EXERCISE PROMPT: Copy out every line of the records below word for word, leaving out the pictures.
BEGIN
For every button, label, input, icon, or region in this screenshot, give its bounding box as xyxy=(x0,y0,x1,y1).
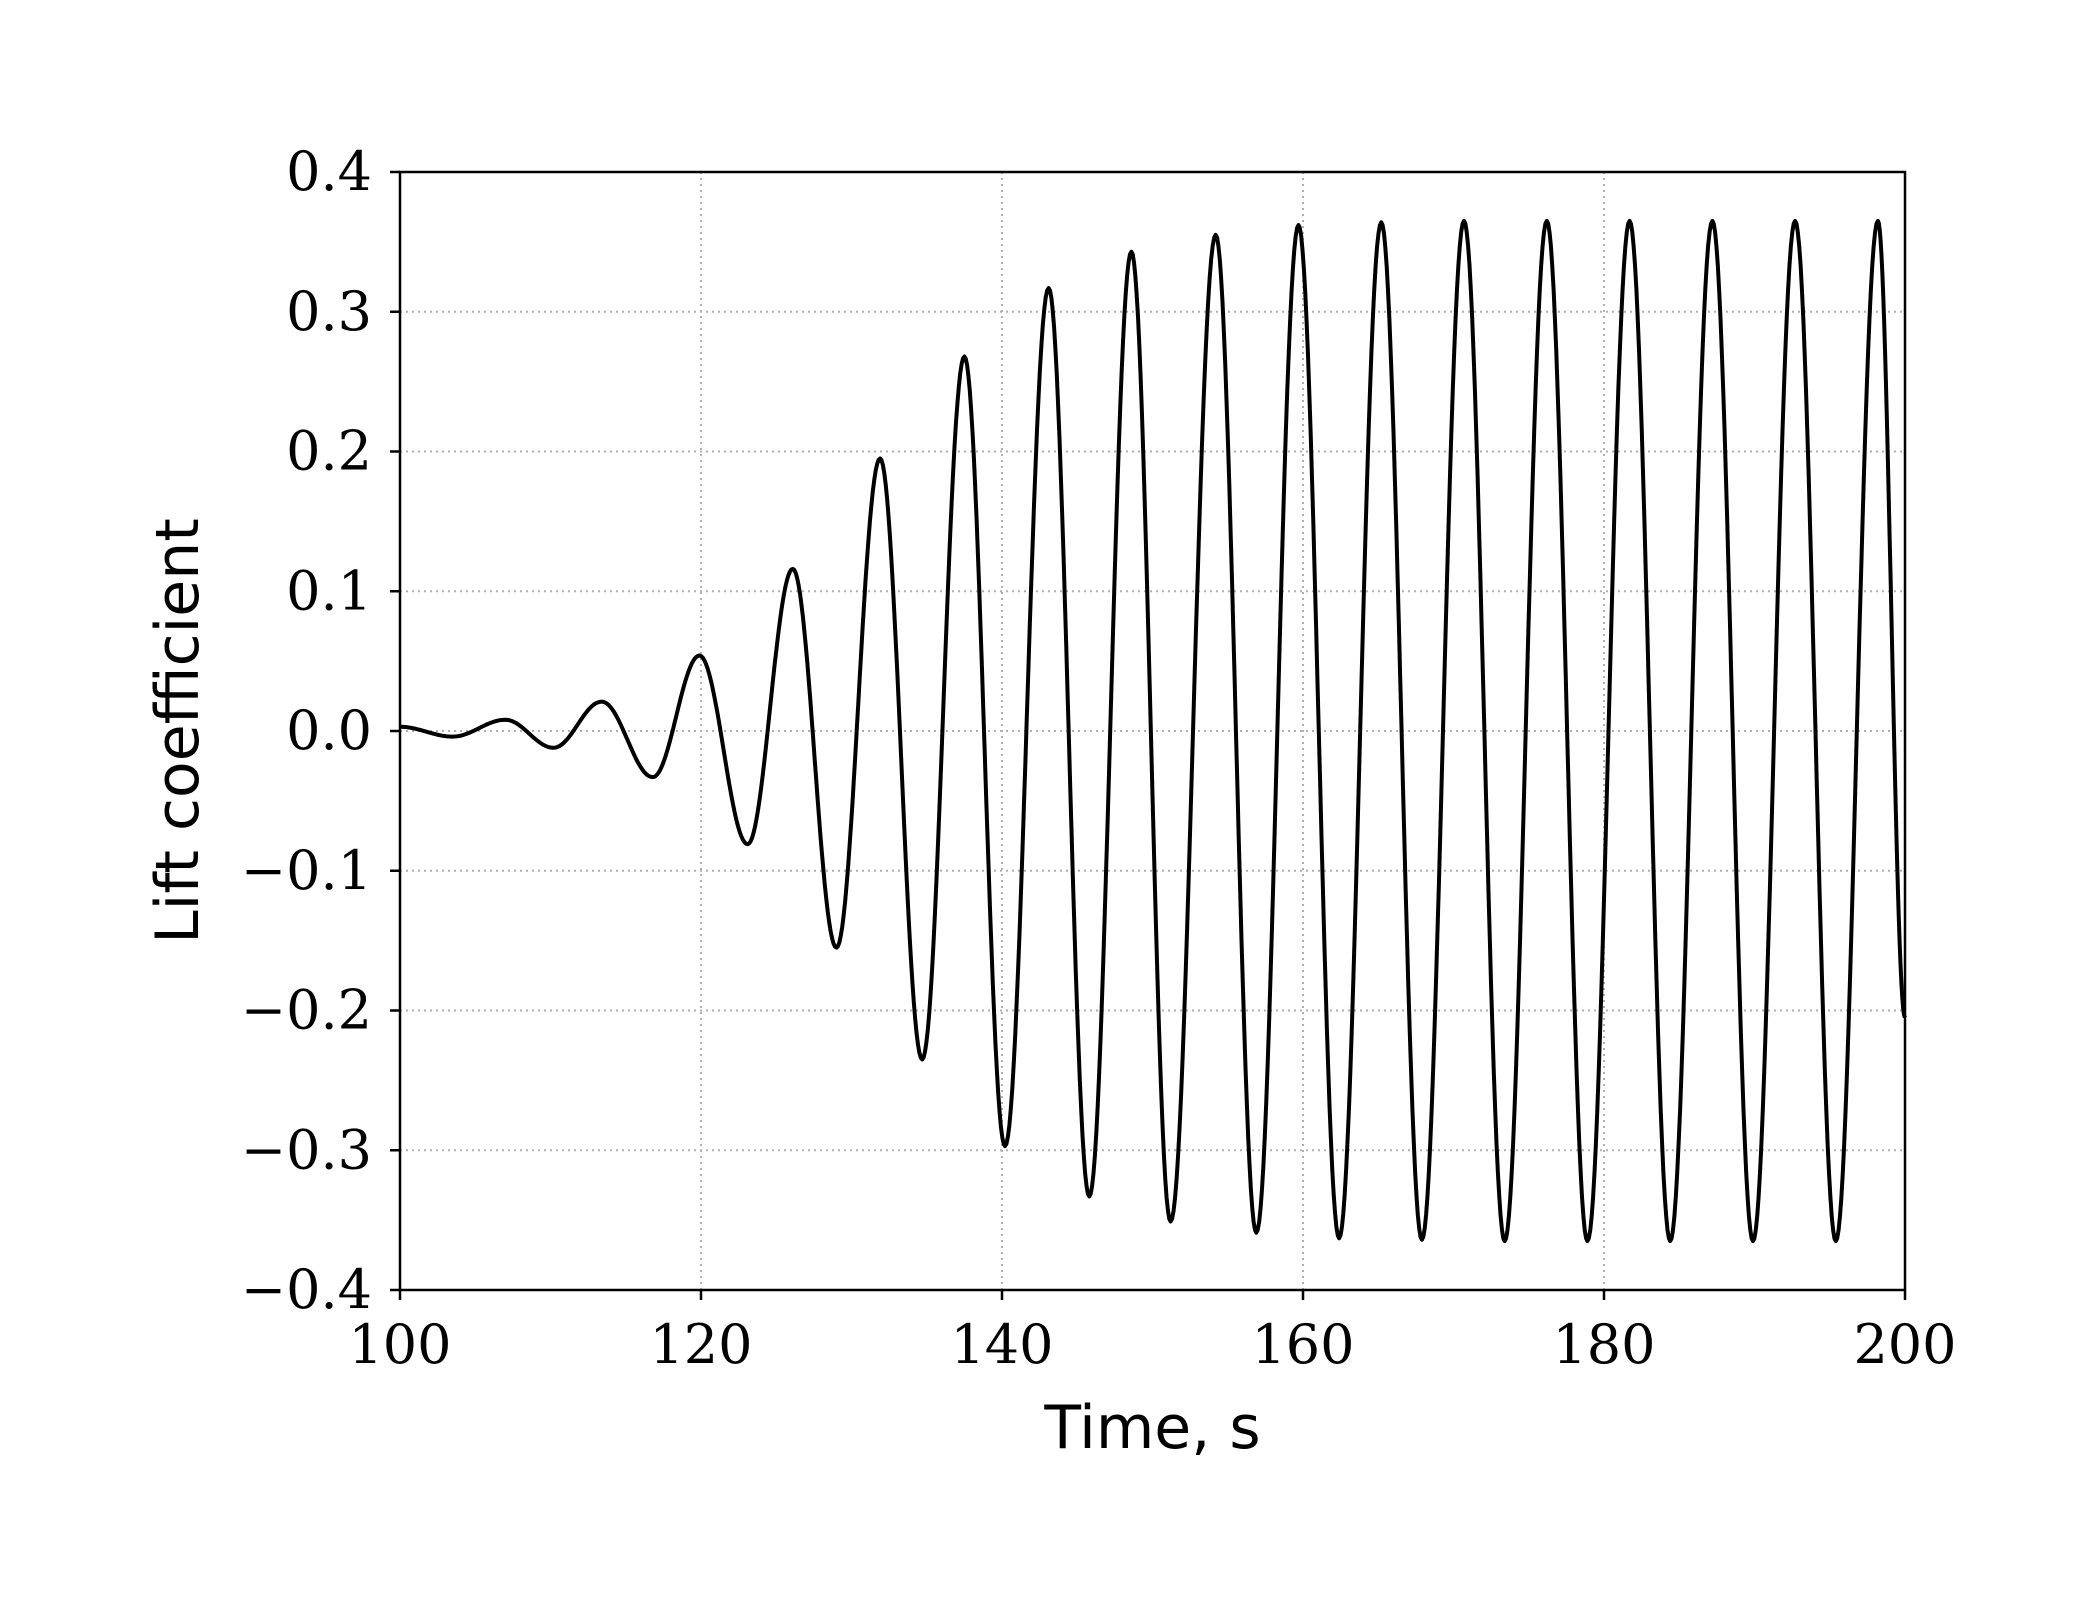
y-tick-label: 0.2 xyxy=(286,420,372,483)
y-tick-label: −0.1 xyxy=(241,839,372,902)
y-axis-title: Lift coefficient xyxy=(143,518,213,944)
x-tick-label: 120 xyxy=(649,1313,752,1376)
x-tick-label: 160 xyxy=(1251,1313,1354,1376)
y-tick-label: 0.3 xyxy=(286,280,372,343)
x-tick-label: 180 xyxy=(1552,1313,1655,1376)
data-series xyxy=(399,218,1907,1244)
y-tick-label: 0.4 xyxy=(286,140,372,203)
x-axis-title: Time, s xyxy=(1043,1393,1260,1463)
x-tick-label: 200 xyxy=(1853,1313,1956,1376)
y-tick-label: −0.2 xyxy=(241,979,372,1042)
axis-ticks: 100 120 140 160 180 200 −0.4 −0.3 −0.2 −0.1 0.0 0.1… xyxy=(241,140,1957,1376)
lift-coefficient-series-line xyxy=(399,218,1907,1244)
y-tick-label: −0.3 xyxy=(241,1118,372,1181)
y-tick-label: −0.4 xyxy=(241,1258,372,1321)
y-tick-label: 0.0 xyxy=(286,699,372,762)
x-tick-label: 140 xyxy=(950,1313,1053,1376)
x-tick-label: 100 xyxy=(348,1313,451,1376)
y-tick-label: 0.1 xyxy=(286,559,372,622)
END
EXERCISE ANSWER:
For every button, label, input, icon, or region in this screenshot, give its bounding box as xyxy=(x0,y0,x1,y1).
y-tick-label: 0.2 xyxy=(286,420,372,483)
y-tick-label: −0.1 xyxy=(241,839,372,902)
y-axis-title: Lift coefficient xyxy=(143,518,213,944)
x-tick-label: 120 xyxy=(649,1313,752,1376)
x-tick-label: 160 xyxy=(1251,1313,1354,1376)
y-tick-label: 0.3 xyxy=(286,280,372,343)
x-tick-label: 180 xyxy=(1552,1313,1655,1376)
data-series xyxy=(399,218,1907,1244)
y-tick-label: 0.4 xyxy=(286,140,372,203)
x-axis-title: Time, s xyxy=(1043,1393,1260,1463)
x-tick-label: 200 xyxy=(1853,1313,1956,1376)
y-tick-label: −0.2 xyxy=(241,979,372,1042)
axis-ticks: 100 120 140 160 180 200 −0.4 −0.3 −0.2 −0.1 0.0 0.1… xyxy=(241,140,1957,1376)
lift-coefficient-series-line xyxy=(399,218,1907,1244)
y-tick-label: −0.3 xyxy=(241,1118,372,1181)
y-tick-label: −0.4 xyxy=(241,1258,372,1321)
y-tick-label: 0.0 xyxy=(286,699,372,762)
x-tick-label: 140 xyxy=(950,1313,1053,1376)
x-tick-label: 100 xyxy=(348,1313,451,1376)
y-tick-label: 0.1 xyxy=(286,559,372,622)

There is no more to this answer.